Problem statement — List each line of the data in which the string "type" appears.

start Input material

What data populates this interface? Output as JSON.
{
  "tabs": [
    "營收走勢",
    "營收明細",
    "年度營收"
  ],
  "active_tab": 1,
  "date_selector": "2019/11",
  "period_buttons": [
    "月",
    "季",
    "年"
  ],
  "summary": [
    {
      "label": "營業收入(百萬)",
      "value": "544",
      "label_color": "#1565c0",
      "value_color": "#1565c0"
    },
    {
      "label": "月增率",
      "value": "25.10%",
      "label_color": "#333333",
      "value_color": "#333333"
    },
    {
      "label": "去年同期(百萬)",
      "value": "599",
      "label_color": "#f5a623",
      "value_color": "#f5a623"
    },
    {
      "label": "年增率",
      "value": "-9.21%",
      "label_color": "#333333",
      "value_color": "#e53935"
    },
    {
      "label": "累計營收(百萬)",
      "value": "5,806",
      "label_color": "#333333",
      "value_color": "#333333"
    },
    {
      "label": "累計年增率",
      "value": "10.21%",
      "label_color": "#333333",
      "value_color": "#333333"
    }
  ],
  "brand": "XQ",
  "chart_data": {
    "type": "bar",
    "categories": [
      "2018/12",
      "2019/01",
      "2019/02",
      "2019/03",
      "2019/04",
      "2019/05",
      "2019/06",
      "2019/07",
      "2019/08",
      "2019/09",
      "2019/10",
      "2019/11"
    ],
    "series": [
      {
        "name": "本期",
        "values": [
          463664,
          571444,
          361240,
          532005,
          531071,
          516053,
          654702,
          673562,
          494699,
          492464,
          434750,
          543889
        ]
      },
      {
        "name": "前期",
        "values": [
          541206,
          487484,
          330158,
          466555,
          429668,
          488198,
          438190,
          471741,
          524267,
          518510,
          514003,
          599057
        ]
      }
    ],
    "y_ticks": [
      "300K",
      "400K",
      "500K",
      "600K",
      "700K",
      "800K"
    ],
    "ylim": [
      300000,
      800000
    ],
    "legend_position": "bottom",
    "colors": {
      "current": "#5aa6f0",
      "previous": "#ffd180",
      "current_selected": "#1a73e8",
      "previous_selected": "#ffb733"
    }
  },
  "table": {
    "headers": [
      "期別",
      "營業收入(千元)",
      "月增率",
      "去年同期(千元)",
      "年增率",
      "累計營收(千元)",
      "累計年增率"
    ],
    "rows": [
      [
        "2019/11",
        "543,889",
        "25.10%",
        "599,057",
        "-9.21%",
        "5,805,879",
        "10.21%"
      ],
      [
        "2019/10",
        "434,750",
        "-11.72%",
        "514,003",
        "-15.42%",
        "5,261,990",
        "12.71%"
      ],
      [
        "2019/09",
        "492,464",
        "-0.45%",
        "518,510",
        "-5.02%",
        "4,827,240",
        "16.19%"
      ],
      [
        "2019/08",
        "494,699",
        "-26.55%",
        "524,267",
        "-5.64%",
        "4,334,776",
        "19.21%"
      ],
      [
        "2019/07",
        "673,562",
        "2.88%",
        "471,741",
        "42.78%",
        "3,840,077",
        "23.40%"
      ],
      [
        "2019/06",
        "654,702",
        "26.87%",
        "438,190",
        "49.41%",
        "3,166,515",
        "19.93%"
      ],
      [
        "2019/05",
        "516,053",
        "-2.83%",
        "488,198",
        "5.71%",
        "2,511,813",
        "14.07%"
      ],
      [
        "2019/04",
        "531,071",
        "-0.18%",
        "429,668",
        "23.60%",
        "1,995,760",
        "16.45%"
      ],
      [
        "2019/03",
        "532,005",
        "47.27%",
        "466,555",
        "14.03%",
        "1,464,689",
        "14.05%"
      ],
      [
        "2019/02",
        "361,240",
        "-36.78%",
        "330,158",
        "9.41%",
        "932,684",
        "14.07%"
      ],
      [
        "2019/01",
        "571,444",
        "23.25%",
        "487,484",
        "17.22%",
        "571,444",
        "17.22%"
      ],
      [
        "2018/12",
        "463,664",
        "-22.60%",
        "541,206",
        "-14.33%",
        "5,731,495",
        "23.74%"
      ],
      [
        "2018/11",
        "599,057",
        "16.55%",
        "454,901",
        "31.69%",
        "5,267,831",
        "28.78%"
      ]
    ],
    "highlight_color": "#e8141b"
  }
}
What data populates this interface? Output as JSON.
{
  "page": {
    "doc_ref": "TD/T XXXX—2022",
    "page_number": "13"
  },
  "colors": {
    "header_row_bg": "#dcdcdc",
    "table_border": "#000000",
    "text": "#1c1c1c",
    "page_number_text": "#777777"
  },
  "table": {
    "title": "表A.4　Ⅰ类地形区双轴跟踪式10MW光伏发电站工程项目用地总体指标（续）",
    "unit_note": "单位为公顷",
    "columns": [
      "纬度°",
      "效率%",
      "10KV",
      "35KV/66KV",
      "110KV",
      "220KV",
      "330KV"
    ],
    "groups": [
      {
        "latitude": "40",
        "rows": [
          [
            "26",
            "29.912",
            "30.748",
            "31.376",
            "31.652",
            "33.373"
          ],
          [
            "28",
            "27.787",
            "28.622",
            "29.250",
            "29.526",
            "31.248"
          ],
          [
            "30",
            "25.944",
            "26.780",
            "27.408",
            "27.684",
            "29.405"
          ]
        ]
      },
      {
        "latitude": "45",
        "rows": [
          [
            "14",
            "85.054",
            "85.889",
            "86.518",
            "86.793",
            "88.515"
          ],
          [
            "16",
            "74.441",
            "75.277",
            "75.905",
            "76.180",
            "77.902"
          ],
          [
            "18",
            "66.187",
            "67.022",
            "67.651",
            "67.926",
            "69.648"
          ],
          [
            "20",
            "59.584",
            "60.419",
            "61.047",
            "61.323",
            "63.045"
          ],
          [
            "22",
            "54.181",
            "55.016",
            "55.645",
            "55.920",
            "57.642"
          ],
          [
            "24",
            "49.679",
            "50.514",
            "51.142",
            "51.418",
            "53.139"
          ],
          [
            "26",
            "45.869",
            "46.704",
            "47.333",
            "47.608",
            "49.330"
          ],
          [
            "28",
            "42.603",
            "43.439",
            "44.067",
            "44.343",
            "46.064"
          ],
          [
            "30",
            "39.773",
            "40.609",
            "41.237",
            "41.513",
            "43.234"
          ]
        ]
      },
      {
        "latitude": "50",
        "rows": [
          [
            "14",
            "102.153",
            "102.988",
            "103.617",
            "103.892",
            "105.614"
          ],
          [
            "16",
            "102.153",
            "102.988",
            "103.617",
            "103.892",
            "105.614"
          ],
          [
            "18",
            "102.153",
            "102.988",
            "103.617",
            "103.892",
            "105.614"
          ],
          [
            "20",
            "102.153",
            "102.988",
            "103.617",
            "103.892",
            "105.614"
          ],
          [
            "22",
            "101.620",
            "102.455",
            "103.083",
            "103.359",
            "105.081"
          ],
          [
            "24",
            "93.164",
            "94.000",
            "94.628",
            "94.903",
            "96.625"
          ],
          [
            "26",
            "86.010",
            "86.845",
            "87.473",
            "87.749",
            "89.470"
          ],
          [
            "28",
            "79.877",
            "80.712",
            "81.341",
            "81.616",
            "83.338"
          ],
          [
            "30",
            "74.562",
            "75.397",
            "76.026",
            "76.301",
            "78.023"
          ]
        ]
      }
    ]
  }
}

end Input material
start Input material

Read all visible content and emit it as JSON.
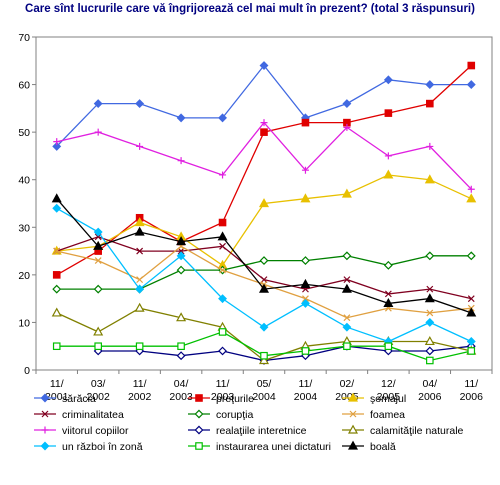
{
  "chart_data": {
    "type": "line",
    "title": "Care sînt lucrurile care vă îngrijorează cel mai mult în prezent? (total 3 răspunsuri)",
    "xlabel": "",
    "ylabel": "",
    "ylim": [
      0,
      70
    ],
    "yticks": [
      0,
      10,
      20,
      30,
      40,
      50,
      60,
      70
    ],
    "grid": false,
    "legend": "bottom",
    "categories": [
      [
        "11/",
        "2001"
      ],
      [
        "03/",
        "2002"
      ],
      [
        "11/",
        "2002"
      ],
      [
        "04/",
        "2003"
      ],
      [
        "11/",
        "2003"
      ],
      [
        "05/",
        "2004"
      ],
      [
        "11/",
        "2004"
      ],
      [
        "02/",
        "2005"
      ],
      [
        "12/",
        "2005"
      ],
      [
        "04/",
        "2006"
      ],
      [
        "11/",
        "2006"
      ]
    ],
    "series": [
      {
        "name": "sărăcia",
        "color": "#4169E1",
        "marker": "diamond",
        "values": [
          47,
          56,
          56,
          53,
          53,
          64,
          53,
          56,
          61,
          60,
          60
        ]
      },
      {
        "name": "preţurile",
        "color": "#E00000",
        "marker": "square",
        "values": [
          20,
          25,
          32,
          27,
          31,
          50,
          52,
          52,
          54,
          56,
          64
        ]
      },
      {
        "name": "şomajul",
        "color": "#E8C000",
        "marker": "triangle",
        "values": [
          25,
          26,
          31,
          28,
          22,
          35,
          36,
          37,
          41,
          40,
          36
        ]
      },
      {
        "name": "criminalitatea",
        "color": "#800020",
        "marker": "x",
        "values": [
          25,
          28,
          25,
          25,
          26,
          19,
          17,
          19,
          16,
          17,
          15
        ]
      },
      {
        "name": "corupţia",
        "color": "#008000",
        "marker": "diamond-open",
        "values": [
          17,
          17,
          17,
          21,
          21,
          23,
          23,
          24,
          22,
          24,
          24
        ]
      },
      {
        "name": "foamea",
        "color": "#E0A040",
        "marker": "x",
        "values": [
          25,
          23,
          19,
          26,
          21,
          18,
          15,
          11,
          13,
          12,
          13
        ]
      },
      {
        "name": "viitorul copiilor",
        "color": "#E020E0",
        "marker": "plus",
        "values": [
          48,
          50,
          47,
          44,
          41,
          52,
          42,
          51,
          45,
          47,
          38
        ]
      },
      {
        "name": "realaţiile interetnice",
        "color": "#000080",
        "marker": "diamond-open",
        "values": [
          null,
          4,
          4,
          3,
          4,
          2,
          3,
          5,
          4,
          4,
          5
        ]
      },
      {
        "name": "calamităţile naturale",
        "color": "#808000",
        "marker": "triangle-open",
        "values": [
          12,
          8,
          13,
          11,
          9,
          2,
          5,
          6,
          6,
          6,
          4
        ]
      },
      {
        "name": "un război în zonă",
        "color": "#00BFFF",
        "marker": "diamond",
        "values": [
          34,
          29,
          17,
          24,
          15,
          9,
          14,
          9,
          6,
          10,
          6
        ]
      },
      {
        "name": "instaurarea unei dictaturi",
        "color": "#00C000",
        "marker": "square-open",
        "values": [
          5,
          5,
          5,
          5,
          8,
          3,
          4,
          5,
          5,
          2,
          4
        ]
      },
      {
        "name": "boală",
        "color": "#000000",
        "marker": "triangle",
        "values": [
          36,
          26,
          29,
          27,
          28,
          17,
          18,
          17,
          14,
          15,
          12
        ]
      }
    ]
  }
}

end Input material
start Input material

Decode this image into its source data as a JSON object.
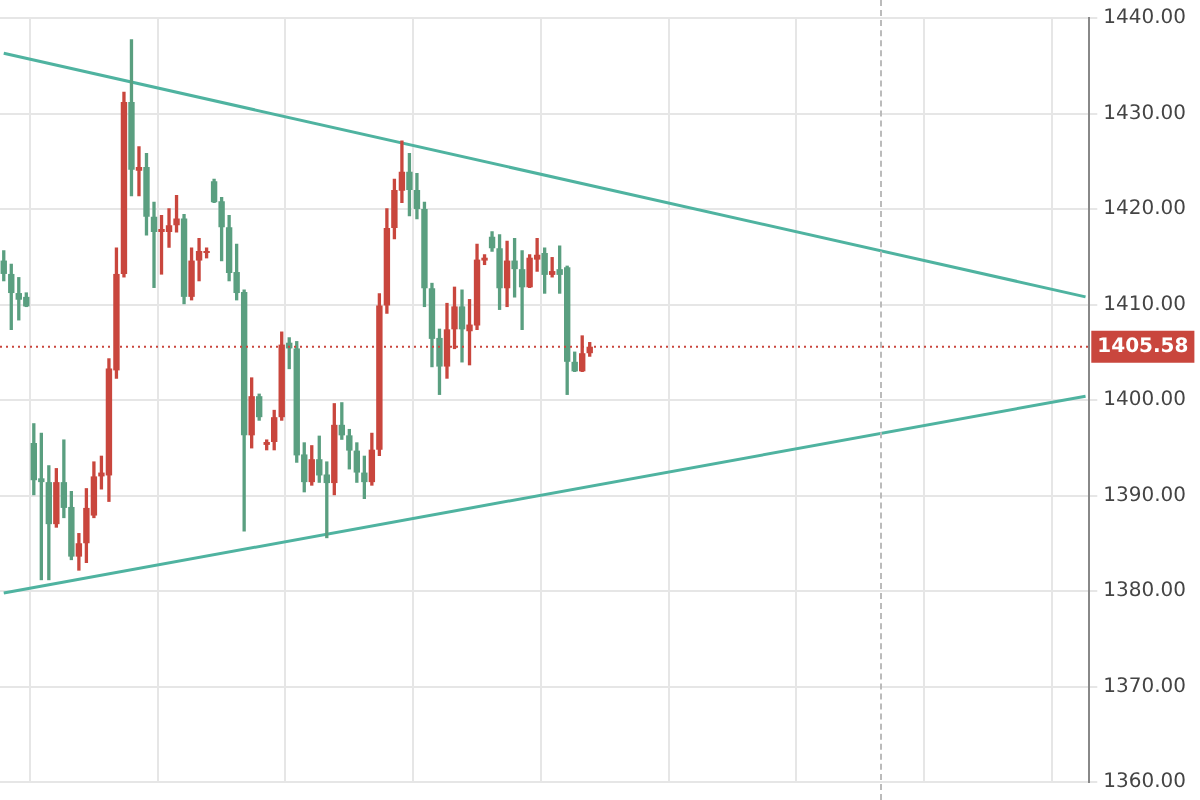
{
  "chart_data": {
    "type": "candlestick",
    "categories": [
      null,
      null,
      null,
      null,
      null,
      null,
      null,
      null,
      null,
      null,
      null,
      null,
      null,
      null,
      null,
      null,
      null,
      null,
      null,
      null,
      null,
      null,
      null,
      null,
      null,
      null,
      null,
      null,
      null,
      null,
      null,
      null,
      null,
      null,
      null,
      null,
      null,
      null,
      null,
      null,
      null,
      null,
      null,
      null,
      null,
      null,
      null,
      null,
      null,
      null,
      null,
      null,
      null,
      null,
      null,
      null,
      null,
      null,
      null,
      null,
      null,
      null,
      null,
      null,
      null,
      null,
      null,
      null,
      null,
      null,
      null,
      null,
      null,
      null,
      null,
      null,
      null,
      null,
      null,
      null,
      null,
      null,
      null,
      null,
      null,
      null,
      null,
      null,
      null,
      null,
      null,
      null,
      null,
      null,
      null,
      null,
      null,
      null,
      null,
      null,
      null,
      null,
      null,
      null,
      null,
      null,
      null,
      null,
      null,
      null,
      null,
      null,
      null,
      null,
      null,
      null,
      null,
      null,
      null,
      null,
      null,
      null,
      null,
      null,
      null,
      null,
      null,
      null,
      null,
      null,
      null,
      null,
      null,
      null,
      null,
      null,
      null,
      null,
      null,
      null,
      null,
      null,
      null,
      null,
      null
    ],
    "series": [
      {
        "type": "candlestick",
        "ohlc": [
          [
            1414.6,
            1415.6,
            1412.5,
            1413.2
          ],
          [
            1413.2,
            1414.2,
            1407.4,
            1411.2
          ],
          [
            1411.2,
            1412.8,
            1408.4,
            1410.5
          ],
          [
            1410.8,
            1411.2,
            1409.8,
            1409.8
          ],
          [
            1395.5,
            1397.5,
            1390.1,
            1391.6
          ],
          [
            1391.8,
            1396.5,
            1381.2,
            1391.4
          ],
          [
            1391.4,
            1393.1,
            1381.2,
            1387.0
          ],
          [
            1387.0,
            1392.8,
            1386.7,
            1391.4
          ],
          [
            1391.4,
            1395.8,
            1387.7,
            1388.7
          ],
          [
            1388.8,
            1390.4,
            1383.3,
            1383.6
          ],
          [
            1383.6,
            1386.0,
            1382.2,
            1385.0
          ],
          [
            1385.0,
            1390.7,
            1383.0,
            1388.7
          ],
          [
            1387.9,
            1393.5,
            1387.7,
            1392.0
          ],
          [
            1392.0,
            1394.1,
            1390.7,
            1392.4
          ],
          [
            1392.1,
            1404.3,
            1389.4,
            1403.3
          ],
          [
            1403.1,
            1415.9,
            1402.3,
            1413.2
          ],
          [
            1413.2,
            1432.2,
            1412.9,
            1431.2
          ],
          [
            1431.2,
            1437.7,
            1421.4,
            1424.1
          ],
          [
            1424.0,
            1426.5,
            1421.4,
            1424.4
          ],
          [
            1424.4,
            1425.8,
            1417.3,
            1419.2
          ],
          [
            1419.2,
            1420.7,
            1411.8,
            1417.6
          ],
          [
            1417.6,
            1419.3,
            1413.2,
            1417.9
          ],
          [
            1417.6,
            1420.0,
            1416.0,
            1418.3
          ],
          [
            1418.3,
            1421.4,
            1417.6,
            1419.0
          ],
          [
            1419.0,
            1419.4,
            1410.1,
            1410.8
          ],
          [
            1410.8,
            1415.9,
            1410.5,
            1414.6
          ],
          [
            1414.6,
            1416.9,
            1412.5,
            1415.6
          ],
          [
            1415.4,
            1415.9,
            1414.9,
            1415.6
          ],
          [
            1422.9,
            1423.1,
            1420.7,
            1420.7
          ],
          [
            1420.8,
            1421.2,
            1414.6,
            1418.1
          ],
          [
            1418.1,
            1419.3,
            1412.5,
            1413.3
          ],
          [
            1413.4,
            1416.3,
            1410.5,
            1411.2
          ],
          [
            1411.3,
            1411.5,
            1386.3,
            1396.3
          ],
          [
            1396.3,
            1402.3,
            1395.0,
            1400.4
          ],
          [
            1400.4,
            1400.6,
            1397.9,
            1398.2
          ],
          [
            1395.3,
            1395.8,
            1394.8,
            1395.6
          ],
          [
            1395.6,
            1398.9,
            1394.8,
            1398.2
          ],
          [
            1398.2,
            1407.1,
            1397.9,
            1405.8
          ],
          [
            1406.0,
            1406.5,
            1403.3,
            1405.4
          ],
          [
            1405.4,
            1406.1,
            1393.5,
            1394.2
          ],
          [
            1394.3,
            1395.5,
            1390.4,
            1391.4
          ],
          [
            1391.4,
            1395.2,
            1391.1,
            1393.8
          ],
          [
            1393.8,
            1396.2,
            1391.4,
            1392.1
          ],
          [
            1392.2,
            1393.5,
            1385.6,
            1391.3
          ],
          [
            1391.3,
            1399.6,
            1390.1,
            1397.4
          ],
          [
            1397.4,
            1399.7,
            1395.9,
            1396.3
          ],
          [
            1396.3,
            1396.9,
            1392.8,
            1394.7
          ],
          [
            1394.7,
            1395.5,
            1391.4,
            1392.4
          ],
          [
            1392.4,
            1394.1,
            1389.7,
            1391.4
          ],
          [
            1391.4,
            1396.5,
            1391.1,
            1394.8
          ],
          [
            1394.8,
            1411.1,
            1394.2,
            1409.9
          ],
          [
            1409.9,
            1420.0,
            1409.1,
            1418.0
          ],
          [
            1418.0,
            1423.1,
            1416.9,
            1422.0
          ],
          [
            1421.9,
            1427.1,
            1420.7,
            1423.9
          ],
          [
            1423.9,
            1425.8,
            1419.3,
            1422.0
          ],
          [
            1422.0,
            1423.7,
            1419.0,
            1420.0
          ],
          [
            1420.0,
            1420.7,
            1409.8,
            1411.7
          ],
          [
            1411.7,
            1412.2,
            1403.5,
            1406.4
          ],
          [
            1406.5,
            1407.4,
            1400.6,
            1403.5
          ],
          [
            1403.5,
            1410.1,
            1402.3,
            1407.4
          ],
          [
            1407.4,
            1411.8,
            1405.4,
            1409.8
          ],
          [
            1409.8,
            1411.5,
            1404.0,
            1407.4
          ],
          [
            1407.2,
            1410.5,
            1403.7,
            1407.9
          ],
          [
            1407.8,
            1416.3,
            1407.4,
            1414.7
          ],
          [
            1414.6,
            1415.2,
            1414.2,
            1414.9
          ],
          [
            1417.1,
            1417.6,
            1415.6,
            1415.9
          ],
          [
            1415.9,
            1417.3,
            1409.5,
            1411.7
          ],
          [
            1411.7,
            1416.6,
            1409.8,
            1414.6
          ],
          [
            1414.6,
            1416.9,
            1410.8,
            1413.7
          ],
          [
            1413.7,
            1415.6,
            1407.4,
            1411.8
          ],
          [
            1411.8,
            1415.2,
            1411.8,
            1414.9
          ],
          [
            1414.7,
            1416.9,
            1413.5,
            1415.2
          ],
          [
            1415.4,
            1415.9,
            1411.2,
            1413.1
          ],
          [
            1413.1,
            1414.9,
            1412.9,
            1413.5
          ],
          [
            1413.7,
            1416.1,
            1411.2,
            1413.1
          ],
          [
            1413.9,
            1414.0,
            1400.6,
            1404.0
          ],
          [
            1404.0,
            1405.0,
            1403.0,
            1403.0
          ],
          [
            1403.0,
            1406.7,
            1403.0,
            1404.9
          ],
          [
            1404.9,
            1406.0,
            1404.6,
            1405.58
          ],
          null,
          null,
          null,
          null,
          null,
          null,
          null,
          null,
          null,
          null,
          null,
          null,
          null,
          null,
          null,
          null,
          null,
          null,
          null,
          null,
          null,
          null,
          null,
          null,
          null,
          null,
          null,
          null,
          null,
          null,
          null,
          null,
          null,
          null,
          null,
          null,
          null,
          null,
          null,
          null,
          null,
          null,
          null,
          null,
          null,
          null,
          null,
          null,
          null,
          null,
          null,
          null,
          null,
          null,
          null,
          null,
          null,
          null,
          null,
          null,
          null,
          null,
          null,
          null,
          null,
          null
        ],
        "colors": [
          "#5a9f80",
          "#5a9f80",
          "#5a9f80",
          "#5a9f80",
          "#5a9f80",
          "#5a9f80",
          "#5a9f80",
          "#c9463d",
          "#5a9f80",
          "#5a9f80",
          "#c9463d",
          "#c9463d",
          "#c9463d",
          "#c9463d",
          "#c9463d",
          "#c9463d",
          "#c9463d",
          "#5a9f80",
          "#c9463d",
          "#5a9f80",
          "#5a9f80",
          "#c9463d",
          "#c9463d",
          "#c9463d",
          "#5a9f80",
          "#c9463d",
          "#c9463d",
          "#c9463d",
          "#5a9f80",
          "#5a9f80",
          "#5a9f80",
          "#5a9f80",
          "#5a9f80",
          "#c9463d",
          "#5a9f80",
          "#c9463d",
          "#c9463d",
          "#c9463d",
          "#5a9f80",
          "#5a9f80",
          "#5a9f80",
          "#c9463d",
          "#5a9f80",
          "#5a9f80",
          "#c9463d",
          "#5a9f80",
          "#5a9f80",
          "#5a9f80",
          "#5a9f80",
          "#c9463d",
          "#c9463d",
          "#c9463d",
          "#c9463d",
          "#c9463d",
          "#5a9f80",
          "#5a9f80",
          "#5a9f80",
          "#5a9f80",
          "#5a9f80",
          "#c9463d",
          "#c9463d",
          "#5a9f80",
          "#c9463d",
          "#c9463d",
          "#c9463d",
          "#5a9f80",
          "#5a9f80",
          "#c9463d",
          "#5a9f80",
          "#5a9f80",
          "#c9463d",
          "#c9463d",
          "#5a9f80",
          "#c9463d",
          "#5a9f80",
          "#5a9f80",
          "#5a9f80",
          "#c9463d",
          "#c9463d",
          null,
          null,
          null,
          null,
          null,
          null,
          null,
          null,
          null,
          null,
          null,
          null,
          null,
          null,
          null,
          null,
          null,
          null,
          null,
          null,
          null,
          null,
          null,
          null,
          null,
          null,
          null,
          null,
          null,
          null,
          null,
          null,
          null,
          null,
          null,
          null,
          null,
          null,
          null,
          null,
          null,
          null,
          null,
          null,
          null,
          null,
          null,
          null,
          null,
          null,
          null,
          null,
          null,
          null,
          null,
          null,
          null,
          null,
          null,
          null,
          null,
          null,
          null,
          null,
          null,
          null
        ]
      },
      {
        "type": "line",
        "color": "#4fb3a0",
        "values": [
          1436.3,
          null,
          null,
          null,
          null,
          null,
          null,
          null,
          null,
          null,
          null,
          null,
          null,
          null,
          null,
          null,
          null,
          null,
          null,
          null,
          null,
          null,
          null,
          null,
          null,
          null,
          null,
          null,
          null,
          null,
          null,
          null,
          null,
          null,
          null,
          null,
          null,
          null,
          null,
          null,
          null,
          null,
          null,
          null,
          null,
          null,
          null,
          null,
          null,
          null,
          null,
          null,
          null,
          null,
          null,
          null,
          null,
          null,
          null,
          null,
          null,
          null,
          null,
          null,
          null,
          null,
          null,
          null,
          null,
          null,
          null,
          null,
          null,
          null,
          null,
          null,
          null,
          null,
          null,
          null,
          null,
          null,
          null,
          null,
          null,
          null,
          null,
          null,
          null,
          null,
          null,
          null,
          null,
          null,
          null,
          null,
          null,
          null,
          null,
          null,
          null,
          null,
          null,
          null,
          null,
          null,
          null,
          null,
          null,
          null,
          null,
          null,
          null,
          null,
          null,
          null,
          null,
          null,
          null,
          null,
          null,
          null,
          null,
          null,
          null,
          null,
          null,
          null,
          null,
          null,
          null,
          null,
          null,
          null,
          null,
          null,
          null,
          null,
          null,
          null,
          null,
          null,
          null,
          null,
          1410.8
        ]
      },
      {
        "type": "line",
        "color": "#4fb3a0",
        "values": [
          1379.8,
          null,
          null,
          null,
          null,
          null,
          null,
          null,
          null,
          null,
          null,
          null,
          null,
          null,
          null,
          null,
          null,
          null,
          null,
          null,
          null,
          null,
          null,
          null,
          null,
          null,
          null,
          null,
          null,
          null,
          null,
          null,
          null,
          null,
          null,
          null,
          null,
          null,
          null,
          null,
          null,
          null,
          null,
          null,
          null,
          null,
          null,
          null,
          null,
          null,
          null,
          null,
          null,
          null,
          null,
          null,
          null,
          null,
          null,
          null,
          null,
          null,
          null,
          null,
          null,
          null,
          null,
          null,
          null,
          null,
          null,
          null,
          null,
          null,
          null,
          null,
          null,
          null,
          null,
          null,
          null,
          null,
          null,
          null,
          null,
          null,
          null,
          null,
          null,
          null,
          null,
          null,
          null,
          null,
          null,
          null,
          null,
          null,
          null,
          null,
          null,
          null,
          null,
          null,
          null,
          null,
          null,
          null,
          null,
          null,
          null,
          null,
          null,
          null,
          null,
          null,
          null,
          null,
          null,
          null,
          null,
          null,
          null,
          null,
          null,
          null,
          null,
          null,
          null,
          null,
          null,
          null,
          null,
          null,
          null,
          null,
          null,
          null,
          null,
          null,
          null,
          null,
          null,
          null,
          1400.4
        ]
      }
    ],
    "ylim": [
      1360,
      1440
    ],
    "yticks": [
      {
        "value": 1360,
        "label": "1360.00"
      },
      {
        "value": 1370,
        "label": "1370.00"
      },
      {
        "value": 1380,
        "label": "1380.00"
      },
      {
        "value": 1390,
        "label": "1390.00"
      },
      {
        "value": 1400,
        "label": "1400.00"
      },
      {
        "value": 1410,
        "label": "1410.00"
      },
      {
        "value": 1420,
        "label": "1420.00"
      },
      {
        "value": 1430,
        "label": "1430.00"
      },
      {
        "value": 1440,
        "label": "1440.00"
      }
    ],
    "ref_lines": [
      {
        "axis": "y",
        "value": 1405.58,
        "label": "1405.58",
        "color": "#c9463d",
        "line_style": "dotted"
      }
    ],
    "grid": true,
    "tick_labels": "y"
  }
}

end Input material

Problem solution —
    "type": "bar",
    "type": "line",
    "type": "candlestick",
        "type": "candlestick",
        "type": "line",
        "type": "line",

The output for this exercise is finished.